■ **Work instructions**:
Would you set down every entry shown below, precisely as written?

+ + + + +

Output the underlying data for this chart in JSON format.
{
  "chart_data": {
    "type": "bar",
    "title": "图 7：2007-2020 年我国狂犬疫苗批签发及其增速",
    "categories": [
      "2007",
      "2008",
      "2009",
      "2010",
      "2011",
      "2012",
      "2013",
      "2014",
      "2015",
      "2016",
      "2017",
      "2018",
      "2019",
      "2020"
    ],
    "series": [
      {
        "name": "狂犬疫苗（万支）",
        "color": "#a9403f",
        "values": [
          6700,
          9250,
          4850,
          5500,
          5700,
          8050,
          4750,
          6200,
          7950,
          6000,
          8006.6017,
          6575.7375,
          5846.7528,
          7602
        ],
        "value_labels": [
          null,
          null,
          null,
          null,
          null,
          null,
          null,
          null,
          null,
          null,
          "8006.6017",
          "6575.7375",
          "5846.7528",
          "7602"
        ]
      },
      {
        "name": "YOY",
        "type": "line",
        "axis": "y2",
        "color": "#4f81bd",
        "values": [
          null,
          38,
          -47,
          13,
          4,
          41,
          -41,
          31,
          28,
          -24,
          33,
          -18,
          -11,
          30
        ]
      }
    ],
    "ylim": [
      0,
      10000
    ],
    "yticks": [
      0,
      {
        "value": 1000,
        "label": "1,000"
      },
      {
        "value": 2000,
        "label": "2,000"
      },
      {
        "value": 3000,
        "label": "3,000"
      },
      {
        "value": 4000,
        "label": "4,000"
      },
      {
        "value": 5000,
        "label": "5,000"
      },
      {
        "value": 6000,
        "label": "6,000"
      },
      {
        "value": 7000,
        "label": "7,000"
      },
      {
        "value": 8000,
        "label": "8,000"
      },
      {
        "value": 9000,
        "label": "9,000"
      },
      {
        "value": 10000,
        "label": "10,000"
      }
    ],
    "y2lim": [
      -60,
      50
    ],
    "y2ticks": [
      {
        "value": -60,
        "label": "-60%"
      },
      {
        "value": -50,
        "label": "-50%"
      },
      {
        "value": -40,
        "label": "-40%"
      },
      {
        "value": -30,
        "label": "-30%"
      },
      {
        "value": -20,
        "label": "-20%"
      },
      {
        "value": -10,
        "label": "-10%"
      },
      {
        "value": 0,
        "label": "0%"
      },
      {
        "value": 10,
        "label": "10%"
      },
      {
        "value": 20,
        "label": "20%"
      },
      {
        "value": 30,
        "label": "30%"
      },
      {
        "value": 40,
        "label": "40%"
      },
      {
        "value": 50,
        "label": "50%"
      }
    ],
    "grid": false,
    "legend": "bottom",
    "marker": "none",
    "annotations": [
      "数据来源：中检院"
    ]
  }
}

+ + + + +

■ **Worked solution**:
Output the underlying data for this chart in JSON format.
{
  "chart_data": {
    "type": "bar",
    "title": "图 7：2007-2020 年我国狂犬疫苗批签发及其增速",
    "categories": [
      "2007",
      "2008",
      "2009",
      "2010",
      "2011",
      "2012",
      "2013",
      "2014",
      "2015",
      "2016",
      "2017",
      "2018",
      "2019",
      "2020"
    ],
    "series": [
      {
        "name": "狂犬疫苗（万支）",
        "color": "#a9403f",
        "values": [
          6700,
          9250,
          4850,
          5500,
          5700,
          8050,
          4750,
          6200,
          7950,
          6000,
          8006.6017,
          6575.7375,
          5846.7528,
          7602
        ],
        "value_labels": [
          null,
          null,
          null,
          null,
          null,
          null,
          null,
          null,
          null,
          null,
          "8006.6017",
          "6575.7375",
          "5846.7528",
          "7602"
        ]
      },
      {
        "name": "YOY",
        "type": "line",
        "axis": "y2",
        "color": "#4f81bd",
        "values": [
          null,
          38,
          -47,
          13,
          4,
          41,
          -41,
          31,
          28,
          -24,
          33,
          -18,
          -11,
          30
        ]
      }
    ],
    "ylim": [
      0,
      10000
    ],
    "yticks": [
      0,
      {
        "value": 1000,
        "label": "1,000"
      },
      {
        "value": 2000,
        "label": "2,000"
      },
      {
        "value": 3000,
        "label": "3,000"
      },
      {
        "value": 4000,
        "label": "4,000"
      },
      {
        "value": 5000,
        "label": "5,000"
      },
      {
        "value": 6000,
        "label": "6,000"
      },
      {
        "value": 7000,
        "label": "7,000"
      },
      {
        "value": 8000,
        "label": "8,000"
      },
      {
        "value": 9000,
        "label": "9,000"
      },
      {
        "value": 10000,
        "label": "10,000"
      }
    ],
    "y2lim": [
      -60,
      50
    ],
    "y2ticks": [
      {
        "value": -60,
        "label": "-60%"
      },
      {
        "value": -50,
        "label": "-50%"
      },
      {
        "value": -40,
        "label": "-40%"
      },
      {
        "value": -30,
        "label": "-30%"
      },
      {
        "value": -20,
        "label": "-20%"
      },
      {
        "value": -10,
        "label": "-10%"
      },
      {
        "value": 0,
        "label": "0%"
      },
      {
        "value": 10,
        "label": "10%"
      },
      {
        "value": 20,
        "label": "20%"
      },
      {
        "value": 30,
        "label": "30%"
      },
      {
        "value": 40,
        "label": "40%"
      },
      {
        "value": 50,
        "label": "50%"
      }
    ],
    "grid": false,
    "legend": "bottom",
    "marker": "none",
    "annotations": [
      "数据来源：中检院"
    ]
  }
}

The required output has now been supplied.